======== Record set ========
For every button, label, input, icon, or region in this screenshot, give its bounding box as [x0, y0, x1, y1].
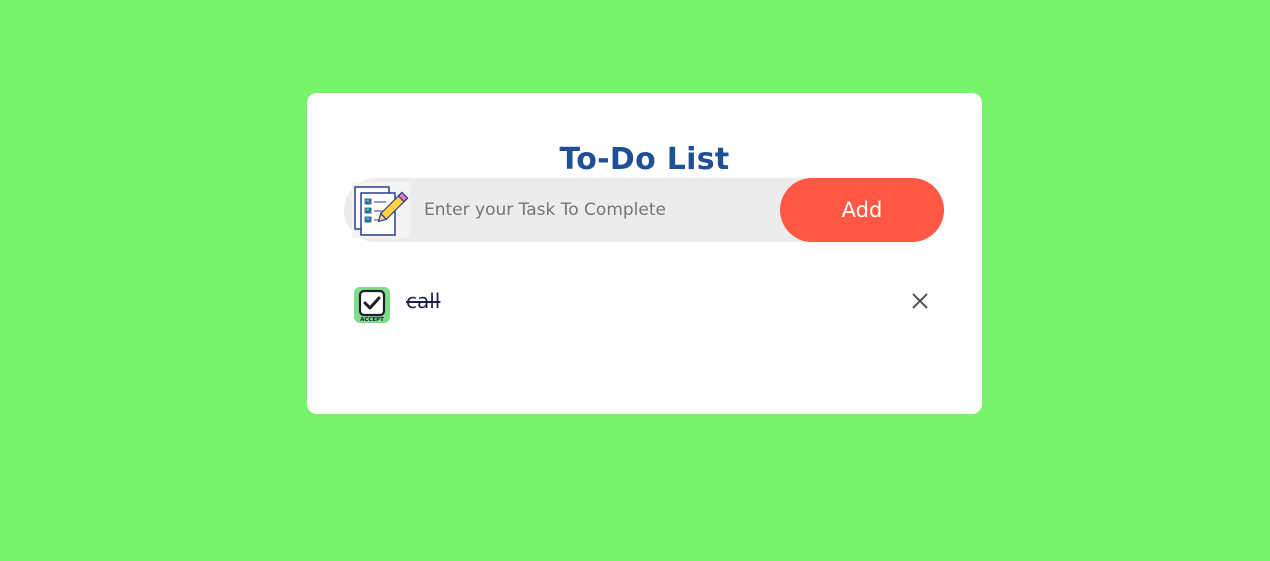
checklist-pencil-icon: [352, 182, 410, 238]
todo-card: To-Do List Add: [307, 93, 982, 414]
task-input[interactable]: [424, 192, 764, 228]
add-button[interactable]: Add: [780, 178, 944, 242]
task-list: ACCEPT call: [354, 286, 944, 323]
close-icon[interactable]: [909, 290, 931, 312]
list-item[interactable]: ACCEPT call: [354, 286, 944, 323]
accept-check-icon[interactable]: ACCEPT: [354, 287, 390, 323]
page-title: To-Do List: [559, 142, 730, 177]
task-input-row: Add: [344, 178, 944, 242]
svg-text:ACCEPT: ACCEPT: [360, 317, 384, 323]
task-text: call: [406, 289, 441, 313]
========
▸ Aim:
Rewrite all of the lines above as a numbered list, leaving out any blank lines. Do not include the picture in your answer.

▸ Solved problem:
1. For every button, label, input, icon, or region in this screenshot, give its bounding box as [x0, y0, x1, y1].
2. checklist-pencil-icon: [352, 182, 410, 238]
3. todo-card: To-Do List Add: [307, 93, 982, 414]
4. task-input[interactable]: [424, 192, 764, 228]
5. add-button[interactable]: Add: [780, 178, 944, 242]
6. task-list: ACCEPT call: [354, 286, 944, 323]
7. close-icon[interactable]: [909, 290, 931, 312]
8. list-item[interactable]: ACCEPT call: [354, 286, 944, 323]
9. accept-check-icon[interactable]: ACCEPT: [354, 287, 390, 323]
10. page-title: To-Do List: [559, 142, 730, 177]
11. task-input-row: Add: [344, 178, 944, 242]
12. svg-text:ACCEPT: ACCEPT: [360, 317, 384, 323]
13. task-text: call: [406, 289, 441, 313]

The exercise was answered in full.